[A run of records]
════════

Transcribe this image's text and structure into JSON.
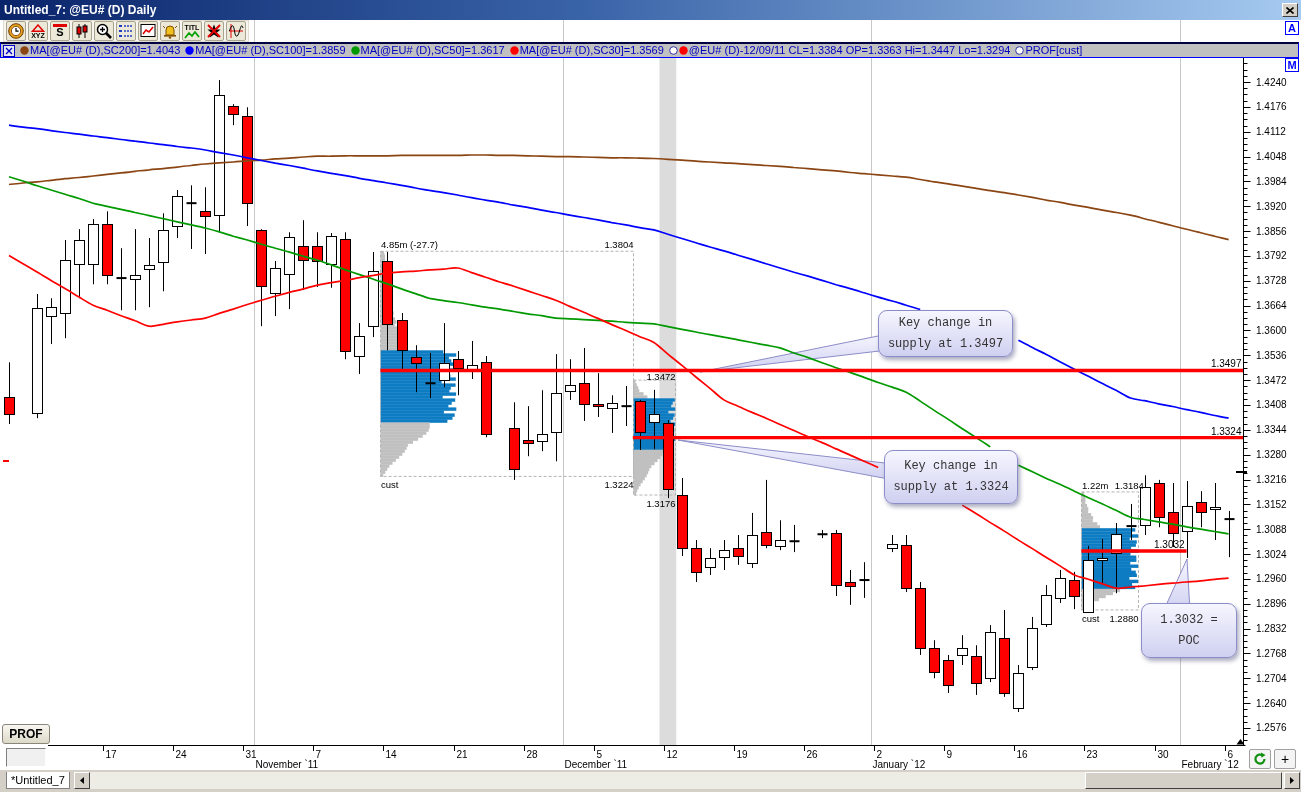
{
  "window": {
    "title": "Untitled_7: @EU# (D) Daily"
  },
  "toolbar": [
    {
      "kind": "clock"
    },
    {
      "kind": "drawing",
      "label": "XYZ"
    },
    {
      "kind": "symbol",
      "label": "S"
    },
    {
      "kind": "bars"
    },
    {
      "kind": "zoom"
    },
    {
      "kind": "list"
    },
    {
      "kind": "chart"
    },
    {
      "kind": "alert"
    },
    {
      "kind": "title",
      "label": "TITL"
    },
    {
      "kind": "delete"
    },
    {
      "kind": "wave"
    }
  ],
  "corner_buttons": [
    {
      "label": "A"
    },
    {
      "label": "M"
    }
  ],
  "legend": {
    "items": [
      {
        "kind": "line",
        "color": "#8b4513",
        "text": "MA[@EU# (D),SC200]=1.4043"
      },
      {
        "kind": "line",
        "color": "#0000ff",
        "text": "MA[@EU# (D),SC100]=1.3859"
      },
      {
        "kind": "line",
        "color": "#009900",
        "text": "MA[@EU# (D),SC50]=1.3617"
      },
      {
        "kind": "line",
        "color": "#ff0000",
        "text": "MA[@EU# (D),SC30]=1.3569"
      },
      {
        "kind": "candle",
        "color": "#ff0000",
        "text": "@EU# (D)-12/09/11 CL=1.3384 OP=1.3363 Hi=1.3447 Lo=1.3294"
      },
      {
        "kind": "profile",
        "text": "PROF[cust]"
      }
    ]
  },
  "chart": {
    "month_labels": [
      "November `11",
      "December `11",
      "January `12",
      "February `12"
    ],
    "chart_data": [
      {
        "type": "candlestick",
        "categories": [
          null,
          null,
          null,
          null,
          null,
          null,
          null,
          "17",
          null,
          null,
          null,
          null,
          "24",
          null,
          null,
          null,
          null,
          "31",
          null,
          null,
          null,
          null,
          "7",
          null,
          null,
          null,
          null,
          "14",
          null,
          null,
          null,
          null,
          "21",
          null,
          null,
          null,
          null,
          "28",
          null,
          null,
          null,
          null,
          "5",
          null,
          null,
          null,
          null,
          "12",
          null,
          null,
          null,
          null,
          "19",
          null,
          null,
          null,
          null,
          "26",
          null,
          null,
          null,
          null,
          "2",
          null,
          null,
          null,
          null,
          "9",
          null,
          null,
          null,
          null,
          "16",
          null,
          null,
          null,
          null,
          "23",
          null,
          null,
          null,
          null,
          "30",
          null,
          null,
          null,
          null,
          "6"
        ],
        "ohlc": [
          [
            1.3428,
            1.3518,
            1.3359,
            1.3385
          ],
          null,
          [
            1.3387,
            1.3694,
            1.3374,
            1.3658
          ],
          [
            1.3637,
            1.3683,
            1.3565,
            1.366
          ],
          [
            1.3645,
            1.3833,
            1.358,
            1.3781
          ],
          [
            1.3771,
            1.3861,
            1.3683,
            1.3833
          ],
          [
            1.3771,
            1.3887,
            1.3719,
            1.3874
          ],
          [
            1.3874,
            1.3907,
            1.3719,
            1.3743
          ],
          [
            1.3735,
            1.3812,
            1.3652,
            1.3735
          ],
          [
            1.3732,
            1.3861,
            1.3652,
            1.3743
          ],
          [
            1.3758,
            1.3838,
            1.366,
            1.3768
          ],
          [
            1.3776,
            1.3902,
            1.3701,
            1.3859
          ],
          [
            1.3869,
            1.3962,
            1.3838,
            1.3946
          ],
          [
            1.3928,
            1.3974,
            1.381,
            1.3928
          ],
          [
            1.3907,
            1.3969,
            1.3797,
            1.3895
          ],
          [
            1.3897,
            1.4245,
            1.3853,
            1.4206
          ],
          [
            1.4178,
            1.4183,
            1.4129,
            1.4157
          ],
          [
            1.4152,
            1.4175,
            1.3869,
            1.3928
          ],
          [
            1.3859,
            1.3861,
            1.3611,
            1.3714
          ],
          [
            1.3696,
            1.3779,
            1.3637,
            1.3761
          ],
          [
            1.3745,
            1.3853,
            1.3655,
            1.384
          ],
          [
            1.3817,
            1.3884,
            1.3704,
            1.3781
          ],
          [
            1.3817,
            1.3853,
            1.3712,
            1.3779
          ],
          [
            1.3771,
            1.3851,
            1.371,
            1.3843
          ],
          [
            1.3835,
            1.3853,
            1.3526,
            1.3547
          ],
          [
            1.3534,
            1.3619,
            1.3488,
            1.3585
          ],
          [
            1.3611,
            1.3802,
            1.3583,
            1.3753
          ],
          [
            1.3779,
            1.3802,
            1.3549,
            1.3616
          ],
          [
            1.3627,
            1.3645,
            1.35,
            1.3549
          ],
          [
            1.3531,
            1.3562,
            1.3441,
            1.3516
          ],
          [
            1.3464,
            1.3542,
            1.3426,
            1.3464
          ],
          [
            1.3472,
            1.3619,
            1.3454,
            1.3516
          ],
          [
            1.3526,
            1.3547,
            1.3433,
            1.3503
          ],
          [
            1.3495,
            1.3573,
            1.3475,
            1.3511
          ],
          [
            1.3518,
            1.3534,
            1.3325,
            1.3333
          ],
          null,
          [
            1.3348,
            1.3415,
            1.3215,
            1.3243
          ],
          [
            1.3318,
            1.3405,
            1.3276,
            1.331
          ],
          [
            1.3315,
            1.3446,
            1.3289,
            1.3333
          ],
          [
            1.3338,
            1.3539,
            1.3263,
            1.3439
          ],
          [
            1.3444,
            1.3526,
            1.3421,
            1.3459
          ],
          [
            1.3464,
            1.3555,
            1.3367,
            1.341
          ],
          [
            1.341,
            1.349,
            1.3377,
            1.3405
          ],
          [
            1.34,
            1.3433,
            1.3336,
            1.3413
          ],
          [
            1.3405,
            1.3457,
            1.3354,
            1.3405
          ],
          [
            1.3418,
            1.3421,
            1.3292,
            1.3338
          ],
          [
            1.3363,
            1.3447,
            1.3294,
            1.3384
          ],
          [
            1.3361,
            1.3369,
            1.3168,
            1.3191
          ],
          [
            1.3176,
            1.322,
            1.3019,
            1.3039
          ],
          [
            1.3039,
            1.306,
            1.2952,
            1.2978
          ],
          [
            1.299,
            1.3039,
            1.297,
            1.3014
          ],
          [
            1.3016,
            1.306,
            1.2983,
            1.3034
          ],
          [
            1.3039,
            1.3073,
            1.2996,
            1.3019
          ],
          [
            1.3001,
            1.313,
            1.2988,
            1.3073
          ],
          [
            1.3081,
            1.3215,
            1.3039,
            1.3047
          ],
          [
            1.3045,
            1.3111,
            1.3034,
            1.306
          ],
          [
            1.3057,
            1.3099,
            1.3029,
            1.3057
          ],
          null,
          [
            1.3075,
            1.3086,
            1.3065,
            1.3075
          ],
          [
            1.3078,
            1.3086,
            1.2916,
            1.2944
          ],
          [
            1.2952,
            1.2983,
            1.2893,
            1.2941
          ],
          [
            1.2957,
            1.3003,
            1.2911,
            1.2957
          ],
          null,
          [
            1.3039,
            1.3073,
            1.3029,
            1.305
          ],
          [
            1.3047,
            1.3073,
            1.2926,
            1.2936
          ],
          [
            1.2936,
            1.2952,
            1.2764,
            1.2782
          ],
          [
            1.2782,
            1.2802,
            1.2704,
            1.272
          ],
          [
            1.2751,
            1.2764,
            1.2666,
            1.2686
          ],
          [
            1.2764,
            1.2815,
            1.2738,
            1.2782
          ],
          [
            1.2761,
            1.2789,
            1.2661,
            1.2692
          ],
          [
            1.2704,
            1.2841,
            1.2694,
            1.2823
          ],
          [
            1.2808,
            1.288,
            1.2656,
            1.2666
          ],
          [
            1.2627,
            1.2738,
            1.2617,
            1.2717
          ],
          [
            1.2733,
            1.2862,
            1.2725,
            1.2833
          ],
          [
            1.2844,
            1.2944,
            1.2836,
            1.2918
          ],
          [
            1.2911,
            1.2983,
            1.2898,
            1.2962
          ],
          [
            1.2957,
            1.2978,
            1.2882,
            1.2916
          ],
          [
            1.2874,
            1.3045,
            1.2872,
            1.3008
          ],
          [
            1.3008,
            1.3063,
            1.2949,
            1.3014
          ],
          [
            1.3026,
            1.3104,
            1.2923,
            1.3075
          ],
          [
            1.3096,
            1.3153,
            1.306,
            1.3096
          ],
          [
            1.3099,
            1.3227,
            1.3073,
            1.3196
          ],
          [
            1.3207,
            1.3215,
            1.3093,
            1.3119
          ],
          [
            1.3132,
            1.3207,
            1.3042,
            1.3078
          ],
          [
            1.3083,
            1.3212,
            1.3014,
            1.3148
          ],
          [
            1.3158,
            1.3186,
            1.3093,
            1.3132
          ],
          [
            1.314,
            1.3207,
            1.306,
            1.3145
          ],
          [
            1.3114,
            1.3135,
            1.3016,
            1.3114
          ]
        ],
        "series": [
          {
            "type": "line",
            "color": "#8b4513",
            "values": [
              1.3976,
              1.398,
              1.3983,
              1.3987,
              1.3991,
              1.3994,
              1.3998,
              1.4002,
              1.4006,
              1.401,
              1.4014,
              1.4017,
              1.4021,
              1.4025,
              1.4029,
              1.4032,
              1.4034,
              1.4037,
              1.4039,
              1.4042,
              1.4044,
              1.4047,
              1.4049,
              1.4049,
              1.405,
              1.405,
              1.405,
              1.405,
              1.4051,
              1.4051,
              1.4051,
              1.4051,
              1.4051,
              1.4052,
              1.4052,
              1.4051,
              1.4051,
              1.405,
              1.4049,
              1.4048,
              1.4048,
              1.4047,
              1.4046,
              1.4045,
              1.4045,
              1.4044,
              1.4043,
              1.4041,
              1.4039,
              1.4036,
              1.4034,
              1.4032,
              1.403,
              1.4027,
              1.4025,
              1.4023,
              1.402,
              1.4017,
              1.4014,
              1.4011,
              1.4007,
              1.4004,
              1.4001,
              1.3998,
              1.3995,
              1.3989,
              1.3983,
              1.3978,
              1.3972,
              1.3966,
              1.396,
              1.3955,
              1.3949,
              1.3943,
              1.3936,
              1.393,
              1.3923,
              1.3917,
              1.391,
              1.3904,
              1.3897,
              1.3888,
              1.3879,
              1.387,
              1.3861,
              1.3852,
              1.3843,
              1.3834
            ]
          },
          {
            "type": "line",
            "color": "#0000ff",
            "values": [
              1.4129,
              1.4124,
              1.412,
              1.4115,
              1.411,
              1.4106,
              1.4101,
              1.4097,
              1.4092,
              1.4088,
              1.4083,
              1.4079,
              1.4074,
              1.407,
              1.4065,
              1.4058,
              1.4052,
              1.4045,
              1.4038,
              1.4031,
              1.4025,
              1.4018,
              1.4011,
              1.4005,
              1.3999,
              1.3992,
              1.3986,
              1.398,
              1.3974,
              1.3967,
              1.3961,
              1.3955,
              1.3949,
              1.3942,
              1.3936,
              1.393,
              1.3923,
              1.3917,
              1.391,
              1.3904,
              1.3897,
              1.3891,
              1.3885,
              1.3878,
              1.3872,
              1.3865,
              1.3859,
              1.3848,
              1.3837,
              1.3826,
              1.3815,
              1.3805,
              1.3794,
              1.3783,
              1.3772,
              1.3761,
              1.375,
              1.374,
              1.3729,
              1.3718,
              1.3708,
              1.3697,
              1.3686,
              1.3676,
              1.3665,
              1.3654,
              null,
              null,
              null,
              null,
              null,
              null,
              1.3575,
              1.3556,
              1.3538,
              1.3519,
              1.35,
              1.3482,
              1.3463,
              1.3445,
              1.3426,
              1.3419,
              1.3411,
              1.3404,
              1.3396,
              1.3389,
              1.3381,
              1.3374
            ]
          },
          {
            "type": "line",
            "color": "#009900",
            "values": [
              1.3996,
              1.3985,
              1.3973,
              1.3962,
              1.3951,
              1.394,
              1.3928,
              1.392,
              1.3912,
              1.3904,
              1.3896,
              1.3888,
              1.388,
              1.3872,
              1.3864,
              1.3854,
              1.3843,
              1.3833,
              1.3822,
              1.3812,
              1.3802,
              1.3791,
              1.3781,
              1.3769,
              1.3756,
              1.3744,
              1.3732,
              1.372,
              1.3707,
              1.3695,
              1.3683,
              1.3677,
              1.3672,
              1.3666,
              1.366,
              1.3655,
              1.3649,
              1.3643,
              1.3638,
              1.3632,
              1.363,
              1.3628,
              1.3626,
              1.3624,
              1.3621,
              1.3619,
              1.3617,
              1.361,
              1.3603,
              1.3596,
              1.3589,
              1.3583,
              1.3576,
              1.3569,
              1.3562,
              1.3555,
              1.3542,
              1.353,
              1.3517,
              1.3504,
              1.3492,
              1.3479,
              1.3466,
              1.3454,
              1.3441,
              1.3418,
              1.3394,
              1.3371,
              1.3347,
              1.3324,
              1.33,
              null,
              1.3253,
              1.3236,
              1.3219,
              1.3203,
              1.3186,
              1.3169,
              1.3153,
              1.3136,
              1.3119,
              1.3113,
              1.3107,
              1.3101,
              1.3094,
              1.3088,
              1.3082,
              1.3076
            ]
          },
          {
            "type": "line",
            "color": "#ff0000",
            "values": [
              1.3793,
              1.3772,
              1.3751,
              1.3729,
              1.3708,
              1.3686,
              1.3665,
              1.3652,
              1.3638,
              1.3625,
              1.3611,
              1.3616,
              1.3622,
              1.3627,
              1.3632,
              1.3644,
              1.3655,
              1.3667,
              1.3678,
              1.3688,
              1.3698,
              1.3707,
              1.3717,
              1.3723,
              1.3729,
              1.3736,
              1.3742,
              1.3748,
              1.3751,
              1.3753,
              1.3756,
              1.3758,
              1.3761,
              1.3749,
              1.3737,
              1.3725,
              1.3714,
              1.3702,
              1.369,
              1.3678,
              1.3662,
              1.3647,
              1.3631,
              1.3615,
              1.36,
              1.3584,
              1.3569,
              1.3539,
              1.351,
              1.348,
              1.3451,
              1.3421,
              1.3405,
              1.3389,
              1.3374,
              1.3358,
              1.3342,
              1.3326,
              1.3311,
              1.3295,
              1.3279,
              1.3263,
              1.3247,
              null,
              null,
              null,
              null,
              null,
              1.315,
              1.3128,
              1.3105,
              1.3083,
              1.306,
              1.3038,
              1.3015,
              1.2993,
              1.297,
              1.2959,
              1.2947,
              1.2936,
              1.2939,
              1.2942,
              1.2946,
              1.2949,
              1.2952,
              1.2955,
              1.2959,
              1.2962
            ]
          }
        ],
        "ylim": [
          1.2532,
          1.4302
        ],
        "yticks": [
          1.2576,
          {
            "value": 1.264,
            "label": "1.2640"
          },
          1.2704,
          1.2768,
          1.2832,
          1.2896,
          {
            "value": 1.296,
            "label": "1.2960"
          },
          1.3024,
          1.3088,
          1.3152,
          1.3216,
          {
            "value": 1.328,
            "label": "1.3280"
          },
          1.3344,
          1.3408,
          1.3472,
          1.3536,
          {
            "value": 1.36,
            "label": "1.3600"
          },
          1.3664,
          1.3728,
          1.3792,
          1.3856,
          {
            "value": 1.392,
            "label": "1.3920"
          },
          1.3984,
          1.4048,
          1.4112,
          1.4176,
          {
            "value": 1.424,
            "label": "1.4240"
          }
        ],
        "ref_lines": [
          {
            "axis": "y",
            "value": 1.3497,
            "label": "1.3497",
            "color": "#ff0000"
          },
          {
            "axis": "y",
            "value": 1.3324,
            "label": "1.3324",
            "color": "#ff0000"
          },
          {
            "axis": "y",
            "value": 1.3032,
            "label": "1.3032",
            "color": "#ff0000"
          }
        ],
        "annotations": [
          "4.85m (-27.7)",
          "1.3804",
          "cust",
          "1.3224",
          "1.3472",
          "1.3176",
          "1.22m",
          "1.3184",
          "cust",
          "1.2880",
          "Key change in supply at 1.3497",
          "Key change in supply at 1.3324",
          "1.3032 = POC"
        ]
      }
    ]
  },
  "prof_button": {
    "label": "PROF"
  },
  "axis_buttons": [
    {
      "kind": "refresh"
    },
    {
      "kind": "add",
      "label": "+"
    }
  ],
  "tabs": [
    {
      "label": "*Untitled_7",
      "selected": true
    }
  ]
}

════════

- _Required task_:
In the lines above, locate the string "change". Copy every line where it occurs.

- _Complete output_:
          "Key change in supply at 1.3497",
          "Key change in supply at 1.3324",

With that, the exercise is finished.